> _Exercise brief_:
Scan the material below for the string "xlabel", and copy every line where it shows up.

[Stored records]
- - - - -

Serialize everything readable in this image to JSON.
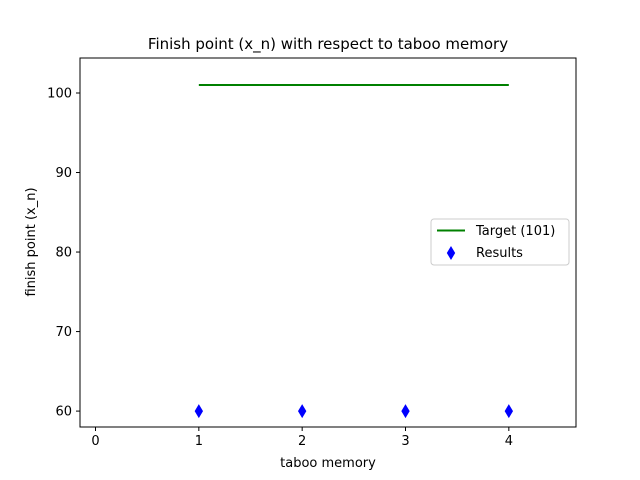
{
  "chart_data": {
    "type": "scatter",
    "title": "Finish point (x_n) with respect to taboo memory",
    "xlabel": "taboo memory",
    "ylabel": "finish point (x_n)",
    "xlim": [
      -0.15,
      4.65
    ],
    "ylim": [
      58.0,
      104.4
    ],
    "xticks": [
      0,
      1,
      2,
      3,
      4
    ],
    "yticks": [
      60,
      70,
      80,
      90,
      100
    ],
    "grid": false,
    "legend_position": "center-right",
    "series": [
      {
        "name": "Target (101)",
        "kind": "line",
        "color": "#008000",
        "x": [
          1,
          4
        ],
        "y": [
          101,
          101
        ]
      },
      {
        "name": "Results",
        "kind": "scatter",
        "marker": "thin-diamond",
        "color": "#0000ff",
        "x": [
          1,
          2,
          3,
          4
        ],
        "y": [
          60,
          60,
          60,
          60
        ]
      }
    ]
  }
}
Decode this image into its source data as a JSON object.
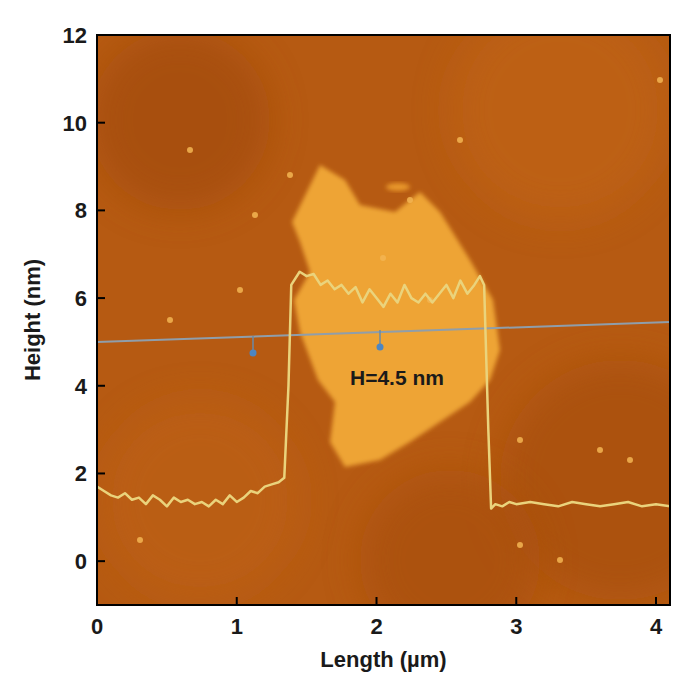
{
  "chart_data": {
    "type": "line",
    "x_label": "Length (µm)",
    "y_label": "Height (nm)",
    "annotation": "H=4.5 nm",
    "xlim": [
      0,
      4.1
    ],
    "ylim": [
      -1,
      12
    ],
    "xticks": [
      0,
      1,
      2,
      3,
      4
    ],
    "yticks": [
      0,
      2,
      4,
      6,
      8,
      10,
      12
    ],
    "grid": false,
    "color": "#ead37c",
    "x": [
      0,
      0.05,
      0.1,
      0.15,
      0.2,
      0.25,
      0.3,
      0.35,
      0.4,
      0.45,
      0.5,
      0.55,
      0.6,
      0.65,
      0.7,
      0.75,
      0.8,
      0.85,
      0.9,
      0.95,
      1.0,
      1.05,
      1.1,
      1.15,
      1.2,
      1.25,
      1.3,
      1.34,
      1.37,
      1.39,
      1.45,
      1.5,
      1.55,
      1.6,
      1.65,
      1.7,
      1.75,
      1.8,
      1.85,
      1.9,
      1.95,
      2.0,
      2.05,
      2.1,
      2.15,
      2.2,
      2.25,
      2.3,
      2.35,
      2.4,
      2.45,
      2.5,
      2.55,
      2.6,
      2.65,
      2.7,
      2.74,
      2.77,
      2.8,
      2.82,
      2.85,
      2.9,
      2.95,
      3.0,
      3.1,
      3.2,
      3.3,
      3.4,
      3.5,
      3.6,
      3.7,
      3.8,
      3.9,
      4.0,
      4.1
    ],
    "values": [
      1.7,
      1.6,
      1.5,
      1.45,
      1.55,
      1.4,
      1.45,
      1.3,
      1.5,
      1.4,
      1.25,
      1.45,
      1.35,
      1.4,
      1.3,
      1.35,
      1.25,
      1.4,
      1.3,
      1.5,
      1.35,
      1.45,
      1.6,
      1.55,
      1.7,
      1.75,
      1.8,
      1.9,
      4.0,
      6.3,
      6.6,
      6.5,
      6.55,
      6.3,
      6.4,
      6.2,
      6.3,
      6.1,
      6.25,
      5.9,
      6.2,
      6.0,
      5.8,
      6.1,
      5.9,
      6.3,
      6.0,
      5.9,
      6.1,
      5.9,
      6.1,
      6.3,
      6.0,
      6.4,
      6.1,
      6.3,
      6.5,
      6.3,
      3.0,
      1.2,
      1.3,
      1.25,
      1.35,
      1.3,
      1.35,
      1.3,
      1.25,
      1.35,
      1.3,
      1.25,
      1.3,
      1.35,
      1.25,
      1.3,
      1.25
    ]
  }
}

- - - - -

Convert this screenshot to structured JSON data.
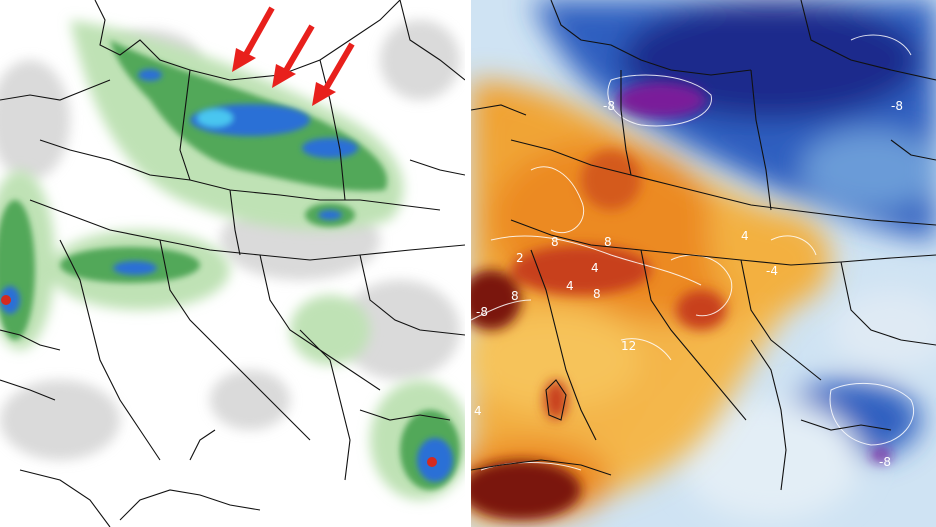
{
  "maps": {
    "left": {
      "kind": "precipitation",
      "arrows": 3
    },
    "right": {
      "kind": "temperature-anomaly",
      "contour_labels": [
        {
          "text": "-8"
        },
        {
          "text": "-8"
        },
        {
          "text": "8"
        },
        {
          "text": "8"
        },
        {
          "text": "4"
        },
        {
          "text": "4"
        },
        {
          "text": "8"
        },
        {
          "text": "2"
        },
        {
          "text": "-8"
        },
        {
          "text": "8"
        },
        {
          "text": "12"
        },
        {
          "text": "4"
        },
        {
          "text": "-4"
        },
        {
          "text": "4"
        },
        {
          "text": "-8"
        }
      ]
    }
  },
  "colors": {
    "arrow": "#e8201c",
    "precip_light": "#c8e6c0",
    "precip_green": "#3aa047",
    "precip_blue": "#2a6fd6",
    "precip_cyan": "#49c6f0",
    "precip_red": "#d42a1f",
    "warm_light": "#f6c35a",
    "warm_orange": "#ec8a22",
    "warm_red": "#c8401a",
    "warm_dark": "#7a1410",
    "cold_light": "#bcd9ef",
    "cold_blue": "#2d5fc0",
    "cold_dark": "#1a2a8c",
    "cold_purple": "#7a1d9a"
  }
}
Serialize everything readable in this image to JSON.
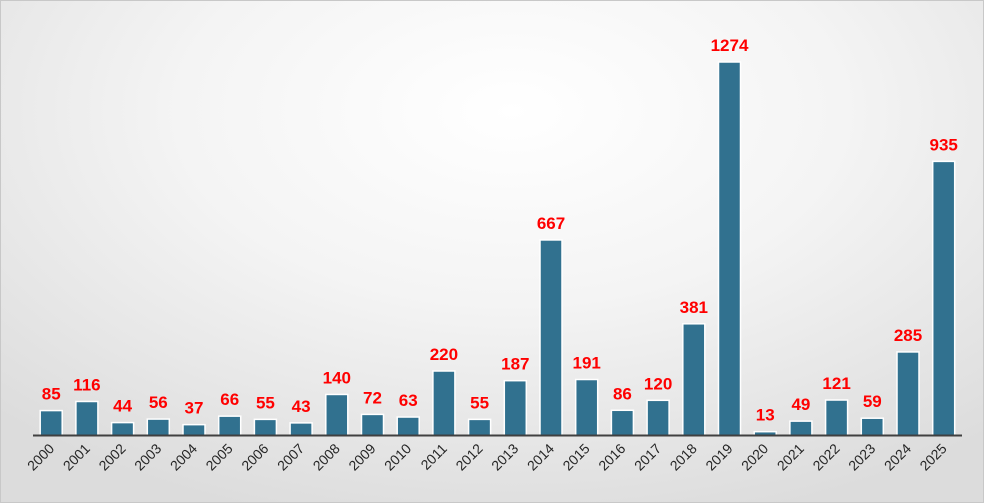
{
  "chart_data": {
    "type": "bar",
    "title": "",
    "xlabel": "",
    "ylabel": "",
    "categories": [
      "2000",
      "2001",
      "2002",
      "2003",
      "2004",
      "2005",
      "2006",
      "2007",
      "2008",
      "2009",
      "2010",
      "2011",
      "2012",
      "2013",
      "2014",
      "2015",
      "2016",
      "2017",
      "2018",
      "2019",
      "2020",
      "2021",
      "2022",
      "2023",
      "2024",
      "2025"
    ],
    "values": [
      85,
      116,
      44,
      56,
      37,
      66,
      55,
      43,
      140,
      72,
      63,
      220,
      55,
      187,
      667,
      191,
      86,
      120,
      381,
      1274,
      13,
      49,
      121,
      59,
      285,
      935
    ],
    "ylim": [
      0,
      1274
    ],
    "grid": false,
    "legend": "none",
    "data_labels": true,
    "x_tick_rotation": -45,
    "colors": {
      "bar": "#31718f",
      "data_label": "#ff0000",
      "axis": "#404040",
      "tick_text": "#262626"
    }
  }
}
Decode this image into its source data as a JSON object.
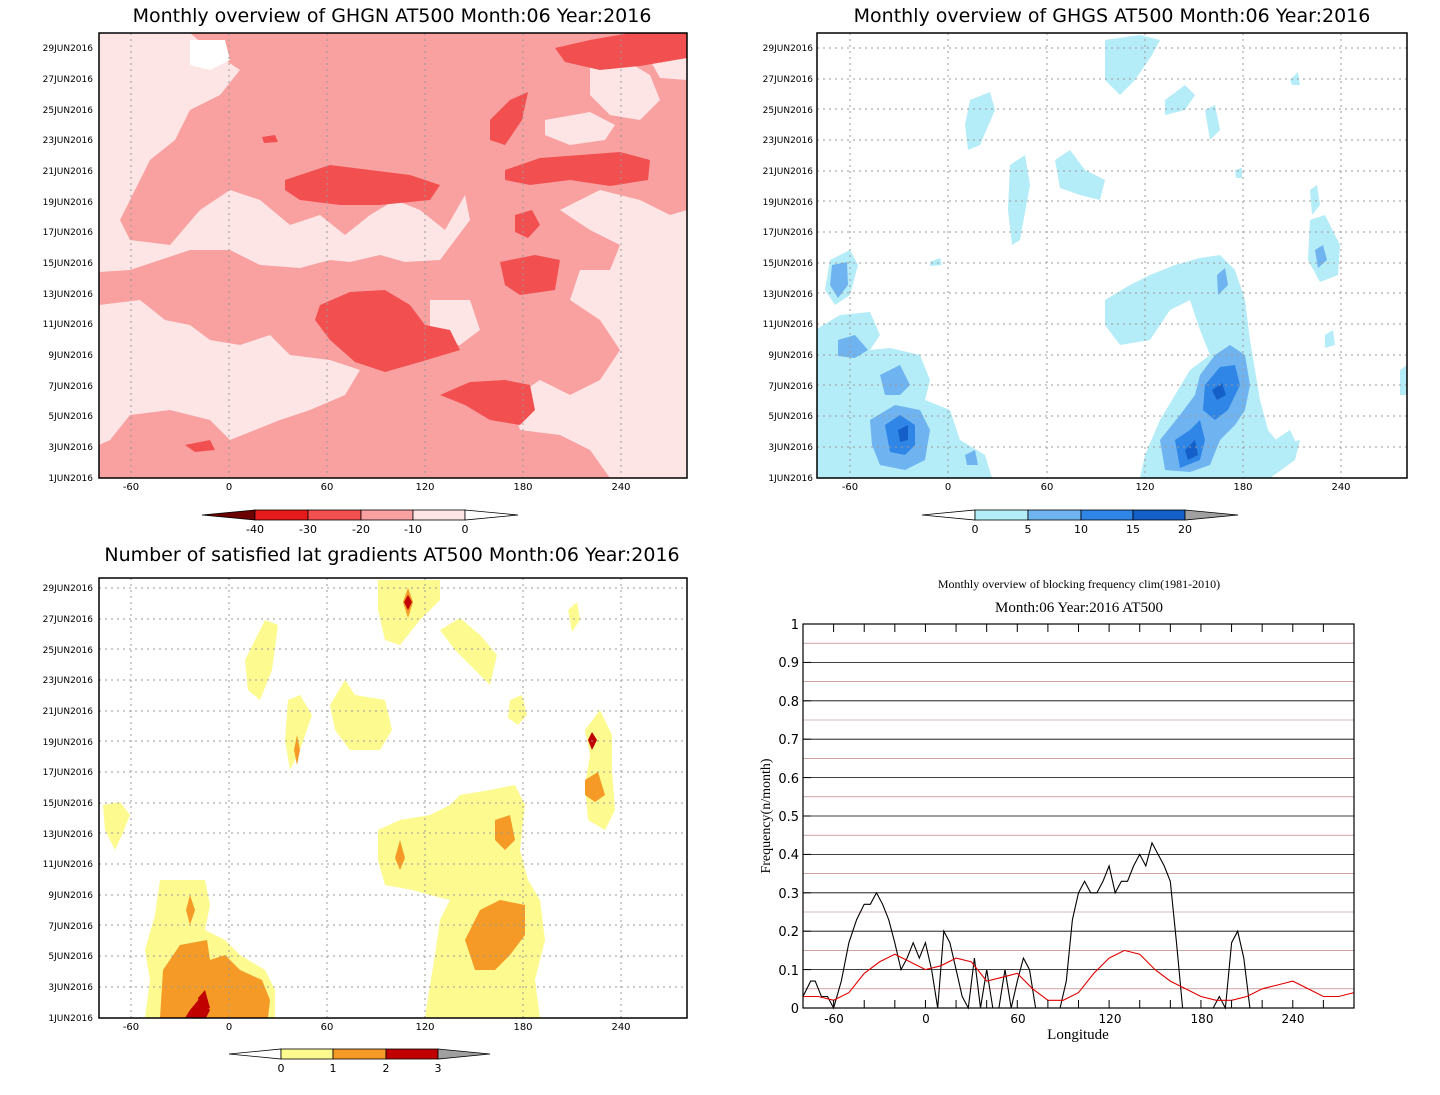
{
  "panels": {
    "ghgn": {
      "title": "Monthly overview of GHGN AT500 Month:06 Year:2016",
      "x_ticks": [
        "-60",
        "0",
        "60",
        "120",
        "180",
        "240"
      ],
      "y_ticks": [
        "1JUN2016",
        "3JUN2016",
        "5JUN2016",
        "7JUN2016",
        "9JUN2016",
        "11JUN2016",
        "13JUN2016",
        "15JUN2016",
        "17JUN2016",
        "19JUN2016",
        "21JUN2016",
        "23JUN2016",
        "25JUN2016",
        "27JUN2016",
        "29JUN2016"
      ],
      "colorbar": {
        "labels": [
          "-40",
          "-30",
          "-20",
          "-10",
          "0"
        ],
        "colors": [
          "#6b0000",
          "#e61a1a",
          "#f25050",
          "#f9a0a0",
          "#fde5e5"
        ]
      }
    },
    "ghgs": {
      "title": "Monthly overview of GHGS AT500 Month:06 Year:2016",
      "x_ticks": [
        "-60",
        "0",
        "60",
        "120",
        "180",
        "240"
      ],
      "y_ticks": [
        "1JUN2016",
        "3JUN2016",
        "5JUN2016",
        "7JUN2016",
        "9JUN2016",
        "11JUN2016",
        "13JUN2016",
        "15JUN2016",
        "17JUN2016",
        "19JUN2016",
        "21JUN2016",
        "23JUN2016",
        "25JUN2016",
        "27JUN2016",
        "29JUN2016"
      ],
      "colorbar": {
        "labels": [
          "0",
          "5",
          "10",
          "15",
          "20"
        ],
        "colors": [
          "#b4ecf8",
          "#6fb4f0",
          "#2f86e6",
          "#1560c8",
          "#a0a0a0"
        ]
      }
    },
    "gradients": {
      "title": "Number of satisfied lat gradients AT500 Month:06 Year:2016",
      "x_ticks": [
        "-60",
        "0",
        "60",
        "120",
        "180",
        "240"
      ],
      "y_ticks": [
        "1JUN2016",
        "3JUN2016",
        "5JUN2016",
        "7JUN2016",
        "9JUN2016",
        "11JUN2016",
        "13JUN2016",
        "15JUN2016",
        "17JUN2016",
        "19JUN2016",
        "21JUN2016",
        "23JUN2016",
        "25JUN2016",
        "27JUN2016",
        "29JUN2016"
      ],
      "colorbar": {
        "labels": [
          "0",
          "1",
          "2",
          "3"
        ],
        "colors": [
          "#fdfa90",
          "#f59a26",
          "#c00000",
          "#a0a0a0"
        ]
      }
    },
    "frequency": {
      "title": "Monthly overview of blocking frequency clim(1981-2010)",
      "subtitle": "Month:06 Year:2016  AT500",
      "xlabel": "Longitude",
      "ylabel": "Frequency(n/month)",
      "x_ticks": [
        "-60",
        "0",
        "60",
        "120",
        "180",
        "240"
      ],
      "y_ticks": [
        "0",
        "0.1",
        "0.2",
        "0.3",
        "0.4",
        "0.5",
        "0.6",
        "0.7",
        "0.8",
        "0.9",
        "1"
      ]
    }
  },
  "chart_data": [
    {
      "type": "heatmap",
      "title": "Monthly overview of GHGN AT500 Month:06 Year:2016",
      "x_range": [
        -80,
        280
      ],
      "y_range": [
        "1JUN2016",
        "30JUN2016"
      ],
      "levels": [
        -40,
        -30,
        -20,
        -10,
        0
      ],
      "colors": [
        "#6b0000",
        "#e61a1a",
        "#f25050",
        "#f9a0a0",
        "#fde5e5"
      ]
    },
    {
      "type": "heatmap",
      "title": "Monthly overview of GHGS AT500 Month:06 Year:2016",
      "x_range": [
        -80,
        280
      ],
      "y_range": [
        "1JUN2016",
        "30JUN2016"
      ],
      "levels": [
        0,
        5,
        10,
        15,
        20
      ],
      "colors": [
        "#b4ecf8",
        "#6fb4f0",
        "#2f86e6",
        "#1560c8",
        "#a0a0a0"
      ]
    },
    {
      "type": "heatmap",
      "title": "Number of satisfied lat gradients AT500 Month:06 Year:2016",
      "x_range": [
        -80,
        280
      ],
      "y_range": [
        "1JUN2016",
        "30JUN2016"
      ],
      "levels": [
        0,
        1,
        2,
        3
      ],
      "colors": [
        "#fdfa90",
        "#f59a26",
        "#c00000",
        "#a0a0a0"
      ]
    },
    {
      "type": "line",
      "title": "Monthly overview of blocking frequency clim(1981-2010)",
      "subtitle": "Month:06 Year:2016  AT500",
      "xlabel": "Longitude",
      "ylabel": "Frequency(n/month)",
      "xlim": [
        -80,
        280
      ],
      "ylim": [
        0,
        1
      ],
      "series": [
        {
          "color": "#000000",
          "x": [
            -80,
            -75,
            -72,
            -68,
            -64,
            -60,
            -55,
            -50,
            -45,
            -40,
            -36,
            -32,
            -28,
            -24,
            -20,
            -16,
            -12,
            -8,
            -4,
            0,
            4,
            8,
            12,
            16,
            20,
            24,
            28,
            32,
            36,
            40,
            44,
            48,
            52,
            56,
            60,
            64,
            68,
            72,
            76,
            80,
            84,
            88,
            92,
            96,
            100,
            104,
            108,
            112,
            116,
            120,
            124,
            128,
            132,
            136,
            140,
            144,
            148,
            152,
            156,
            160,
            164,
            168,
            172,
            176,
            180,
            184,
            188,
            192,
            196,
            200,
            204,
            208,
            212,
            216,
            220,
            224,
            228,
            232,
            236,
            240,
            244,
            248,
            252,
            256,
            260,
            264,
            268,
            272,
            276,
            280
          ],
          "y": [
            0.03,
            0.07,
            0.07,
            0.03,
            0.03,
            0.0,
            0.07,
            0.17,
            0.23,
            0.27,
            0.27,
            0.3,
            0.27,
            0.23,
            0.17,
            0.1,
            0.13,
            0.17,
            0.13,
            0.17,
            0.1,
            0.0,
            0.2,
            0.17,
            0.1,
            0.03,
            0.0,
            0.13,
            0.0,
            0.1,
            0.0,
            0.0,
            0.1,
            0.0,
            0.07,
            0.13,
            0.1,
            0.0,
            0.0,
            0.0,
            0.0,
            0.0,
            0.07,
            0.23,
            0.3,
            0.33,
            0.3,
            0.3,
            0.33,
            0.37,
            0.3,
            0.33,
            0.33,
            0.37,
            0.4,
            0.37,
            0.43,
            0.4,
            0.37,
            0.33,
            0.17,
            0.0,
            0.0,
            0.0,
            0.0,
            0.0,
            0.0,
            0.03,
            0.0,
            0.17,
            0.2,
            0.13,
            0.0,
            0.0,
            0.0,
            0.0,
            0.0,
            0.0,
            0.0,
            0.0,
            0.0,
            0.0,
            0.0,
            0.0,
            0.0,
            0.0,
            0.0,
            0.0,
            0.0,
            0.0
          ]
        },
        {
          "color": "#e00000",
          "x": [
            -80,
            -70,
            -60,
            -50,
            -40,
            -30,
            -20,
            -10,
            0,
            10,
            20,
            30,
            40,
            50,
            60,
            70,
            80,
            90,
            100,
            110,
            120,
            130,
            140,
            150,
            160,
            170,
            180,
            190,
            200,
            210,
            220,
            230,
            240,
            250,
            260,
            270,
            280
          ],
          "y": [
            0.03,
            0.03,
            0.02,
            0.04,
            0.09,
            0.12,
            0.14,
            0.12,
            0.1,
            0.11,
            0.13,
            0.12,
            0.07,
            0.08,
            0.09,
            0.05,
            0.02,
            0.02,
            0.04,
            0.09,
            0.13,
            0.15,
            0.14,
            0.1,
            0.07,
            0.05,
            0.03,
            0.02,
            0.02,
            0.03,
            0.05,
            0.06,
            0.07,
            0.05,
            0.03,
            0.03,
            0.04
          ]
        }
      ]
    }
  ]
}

- - - - -

> _Complete output_:
    "xlabel": "taboo memory",
    "xlabel": "",
      "xlabel": "Longitude",
      "xlabel": "Longitude",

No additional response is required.